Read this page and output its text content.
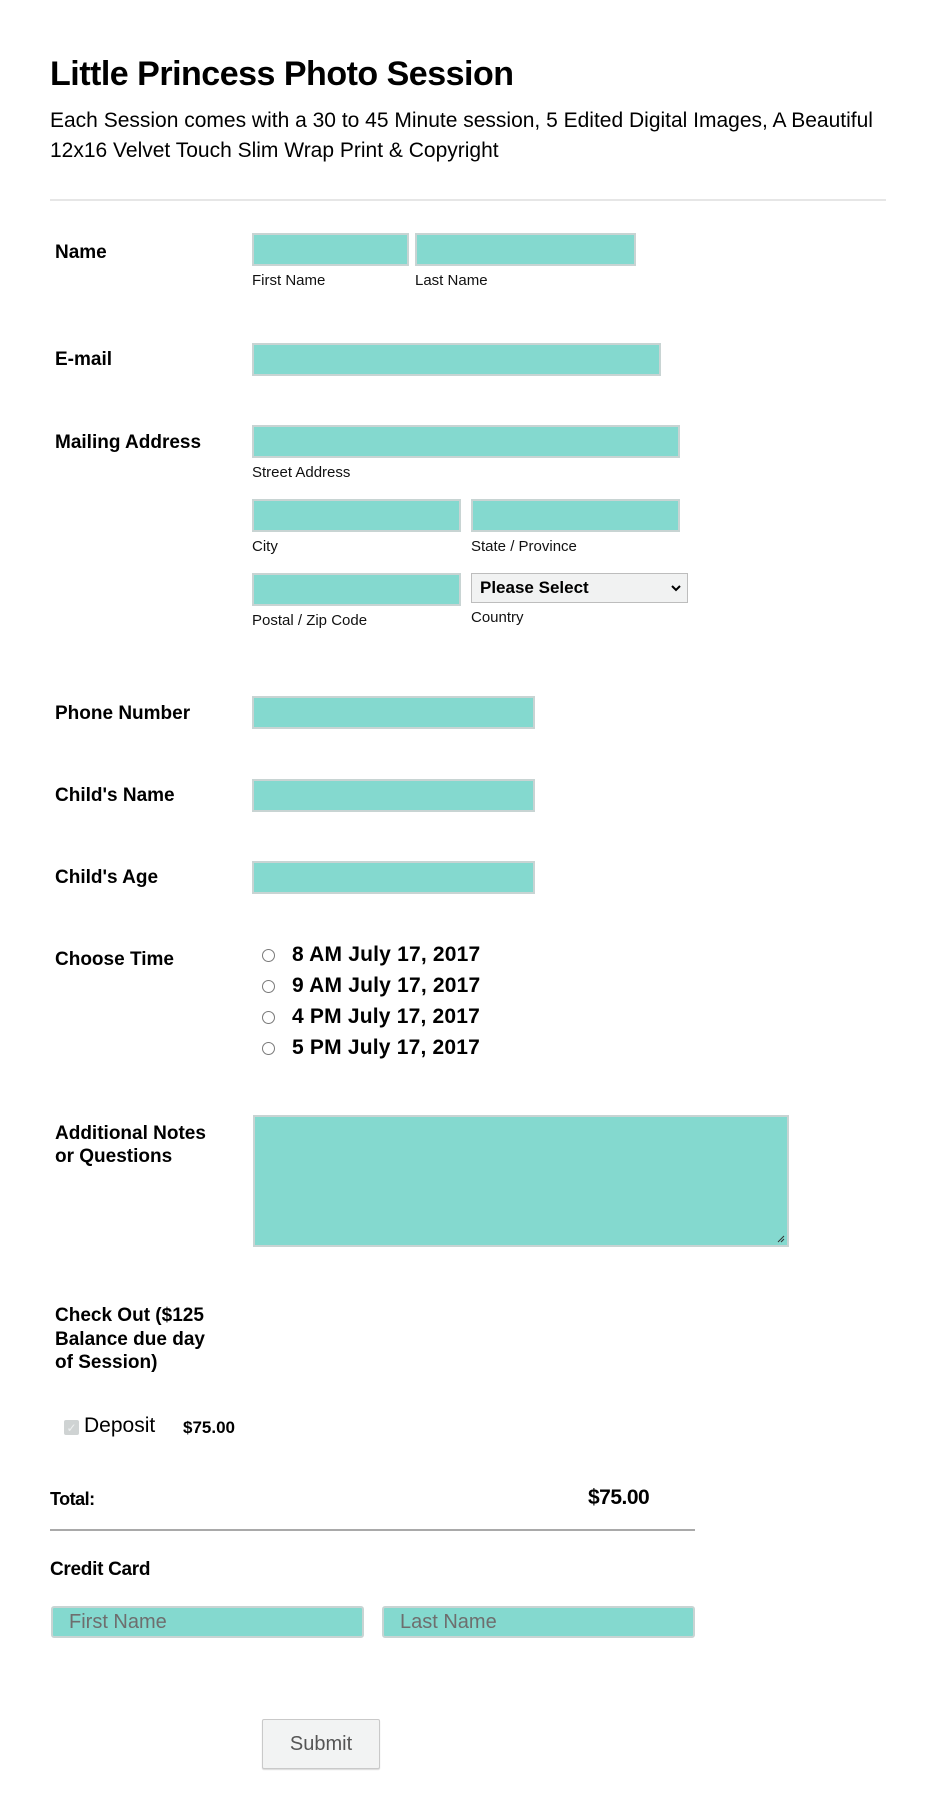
Little Princess Photo Session
Each Session comes with a 30 to 45 Minute session, 5 Edited Digital Images, A Beautiful 12x16 Velvet Touch Slim Wrap Print & Copyright
Name
First Name	Last Name
E-mail
Mailing Address
Street Address
City	State / Province
Please Select
Postal / Zip Code	Country
Phone Number
Child's Name
Child's Age
Choose Time	8 AM July 17, 2017
9 AM July 17, 2017
4 PM July 17, 2017
5 PM July 17, 2017
Additional Notes
or Questions
Check Out ($125
Balance due day
of Session)
✓ Deposit $75.00
Total:	$75.00
Credit Card
First Name	Last Name
Submit
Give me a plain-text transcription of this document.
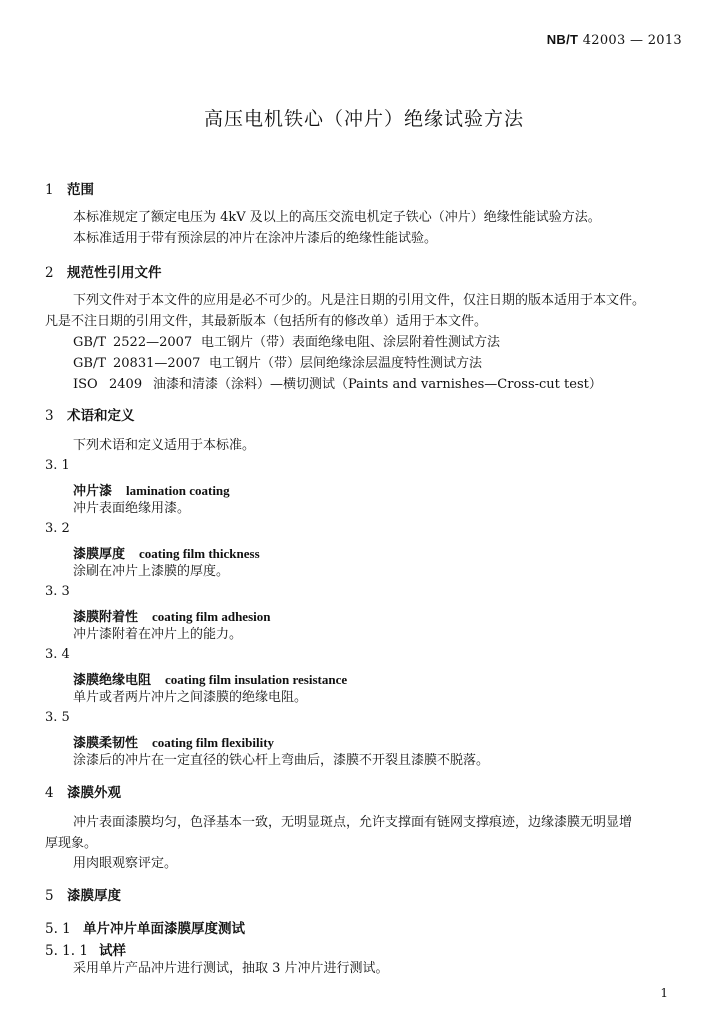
NB/T 42003 — 2013
高压电机铁心（冲片）绝缘试验方法
1 范围
本标准规定了额定电压为 4kV 及以上的高压交流电机定子铁心（冲片）绝缘性能试验方法。
本标准适用于带有预涂层的冲片在涂冲片漆后的绝缘性能试验。
2 规范性引用文件
下列文件对于本文件的应用是必不可少的。凡是注日期的引用文件，仅注日期的版本适用于本文件。
凡是不注日期的引用文件，其最新版本（包括所有的修改单）适用于本文件。
GB/T 2522—2007 电工钢片（带）表面绝缘电阻、涂层附着性测试方法
GB/T 20831—2007 电工钢片（带）层间绝缘涂层温度特性测试方法
ISO 2409 油漆和清漆（涂料）—横切测试（Paints and varnishes—Cross-cut test）
3 术语和定义
下列术语和定义适用于本标准。
3. 1
冲片漆 lamination coating
冲片表面绝缘用漆。
3. 2
漆膜厚度 coating film thickness
涂刷在冲片上漆膜的厚度。
3. 3
漆膜附着性 coating film adhesion
冲片漆附着在冲片上的能力。
3. 4
漆膜绝缘电阻 coating film insulation resistance
单片或者两片冲片之间漆膜的绝缘电阻。
3. 5
漆膜柔韧性 coating film flexibility
涂漆后的冲片在一定直径的铁心杆上弯曲后，漆膜不开裂且漆膜不脱落。
4 漆膜外观
冲片表面漆膜均匀，色泽基本一致，无明显斑点，允许支撑面有链网支撑痕迹，边缘漆膜无明显增
厚现象。
用肉眼观察评定。
5 漆膜厚度
5. 1 单片冲片单面漆膜厚度测试
5. 1. 1 试样
采用单片产品冲片进行测试，抽取 3 片冲片进行测试。
1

### [Problem description]
Report each line in the data that holds the word "coating".

### [Worked solution]
冲片漆 lamination coating
漆膜厚度 coating film thickness
漆膜附着性 coating film adhesion
漆膜绝缘电阻 coating film insulation resistance
漆膜柔韧性 coating film flexibility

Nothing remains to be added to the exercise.